**ROWS**
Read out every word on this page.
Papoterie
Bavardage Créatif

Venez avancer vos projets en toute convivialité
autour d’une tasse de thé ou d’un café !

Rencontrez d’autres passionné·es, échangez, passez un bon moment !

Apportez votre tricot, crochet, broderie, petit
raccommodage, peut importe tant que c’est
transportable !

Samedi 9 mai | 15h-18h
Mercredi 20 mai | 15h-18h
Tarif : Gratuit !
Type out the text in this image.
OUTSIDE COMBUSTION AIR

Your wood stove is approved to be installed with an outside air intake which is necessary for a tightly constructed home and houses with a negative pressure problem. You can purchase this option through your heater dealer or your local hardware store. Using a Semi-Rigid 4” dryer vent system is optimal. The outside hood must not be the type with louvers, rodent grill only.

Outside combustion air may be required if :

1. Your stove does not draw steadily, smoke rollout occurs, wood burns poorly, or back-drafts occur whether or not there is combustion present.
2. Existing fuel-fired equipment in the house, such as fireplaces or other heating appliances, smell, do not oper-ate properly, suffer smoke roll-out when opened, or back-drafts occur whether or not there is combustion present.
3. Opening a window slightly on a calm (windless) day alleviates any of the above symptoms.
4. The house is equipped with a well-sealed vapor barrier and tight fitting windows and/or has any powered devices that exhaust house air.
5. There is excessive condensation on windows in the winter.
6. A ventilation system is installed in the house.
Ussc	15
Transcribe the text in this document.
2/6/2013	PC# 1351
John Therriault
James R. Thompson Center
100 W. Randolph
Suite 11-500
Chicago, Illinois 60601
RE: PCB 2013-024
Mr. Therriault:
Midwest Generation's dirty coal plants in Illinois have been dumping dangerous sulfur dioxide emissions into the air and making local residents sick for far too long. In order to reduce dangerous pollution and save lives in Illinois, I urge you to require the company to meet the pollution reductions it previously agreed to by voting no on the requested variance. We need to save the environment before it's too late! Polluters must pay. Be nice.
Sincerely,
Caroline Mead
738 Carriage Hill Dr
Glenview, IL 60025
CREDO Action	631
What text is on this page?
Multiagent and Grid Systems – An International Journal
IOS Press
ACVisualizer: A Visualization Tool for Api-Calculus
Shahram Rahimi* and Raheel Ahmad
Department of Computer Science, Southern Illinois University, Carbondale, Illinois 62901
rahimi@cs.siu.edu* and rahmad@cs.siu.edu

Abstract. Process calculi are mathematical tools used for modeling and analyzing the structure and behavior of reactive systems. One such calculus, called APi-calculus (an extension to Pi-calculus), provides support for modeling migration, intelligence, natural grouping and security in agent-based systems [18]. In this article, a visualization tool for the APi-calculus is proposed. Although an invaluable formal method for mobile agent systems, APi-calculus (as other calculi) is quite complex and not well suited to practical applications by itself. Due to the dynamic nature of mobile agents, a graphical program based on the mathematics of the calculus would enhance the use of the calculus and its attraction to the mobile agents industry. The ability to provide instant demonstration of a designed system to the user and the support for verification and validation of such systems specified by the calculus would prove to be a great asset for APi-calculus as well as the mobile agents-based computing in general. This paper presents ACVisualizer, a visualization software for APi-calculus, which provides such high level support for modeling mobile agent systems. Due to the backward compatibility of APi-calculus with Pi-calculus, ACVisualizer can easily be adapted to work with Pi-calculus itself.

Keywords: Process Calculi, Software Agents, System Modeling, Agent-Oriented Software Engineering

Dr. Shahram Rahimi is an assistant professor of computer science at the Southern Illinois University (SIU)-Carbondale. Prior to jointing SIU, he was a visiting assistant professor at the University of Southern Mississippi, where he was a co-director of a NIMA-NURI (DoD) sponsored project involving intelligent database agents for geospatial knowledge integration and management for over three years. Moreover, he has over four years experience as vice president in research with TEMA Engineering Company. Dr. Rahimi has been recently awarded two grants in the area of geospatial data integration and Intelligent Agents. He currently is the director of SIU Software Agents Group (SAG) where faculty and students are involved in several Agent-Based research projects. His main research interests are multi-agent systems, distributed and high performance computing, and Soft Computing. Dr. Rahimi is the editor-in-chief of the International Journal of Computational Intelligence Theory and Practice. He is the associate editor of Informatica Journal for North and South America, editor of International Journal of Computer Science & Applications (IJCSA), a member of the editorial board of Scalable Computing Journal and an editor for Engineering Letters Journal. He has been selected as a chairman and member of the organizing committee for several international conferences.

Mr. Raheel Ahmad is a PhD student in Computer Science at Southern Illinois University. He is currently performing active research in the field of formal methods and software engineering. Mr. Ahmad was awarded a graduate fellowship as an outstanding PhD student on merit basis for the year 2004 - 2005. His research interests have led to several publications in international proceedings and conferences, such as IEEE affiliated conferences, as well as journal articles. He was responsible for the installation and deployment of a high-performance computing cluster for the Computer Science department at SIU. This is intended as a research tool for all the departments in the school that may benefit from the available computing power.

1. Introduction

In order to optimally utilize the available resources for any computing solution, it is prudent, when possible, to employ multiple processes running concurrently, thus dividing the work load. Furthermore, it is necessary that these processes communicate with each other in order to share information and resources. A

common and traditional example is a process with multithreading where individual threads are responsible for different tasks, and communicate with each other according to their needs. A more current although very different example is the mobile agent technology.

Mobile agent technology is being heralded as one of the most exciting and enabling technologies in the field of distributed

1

**EXERCISE DETAILS**
Using the entries above, return each line in which the word "wood" occurs.

**CORRECT ANSWER**
Your wood stove is approved to be installed with an outside air intake which is necessary for a tightly constructed home and houses with a negative pressure problem. You can purchase this option through your heater dealer or your local hardware store. Using a Semi-Rigid 4” dryer vent system is optimal. The outside hood must not be the type with louvers, rodent grill only.
1. Your stove does not draw steadily, smoke rollout occurs, wood burns poorly, or back-drafts occur whether or not there is combustion present.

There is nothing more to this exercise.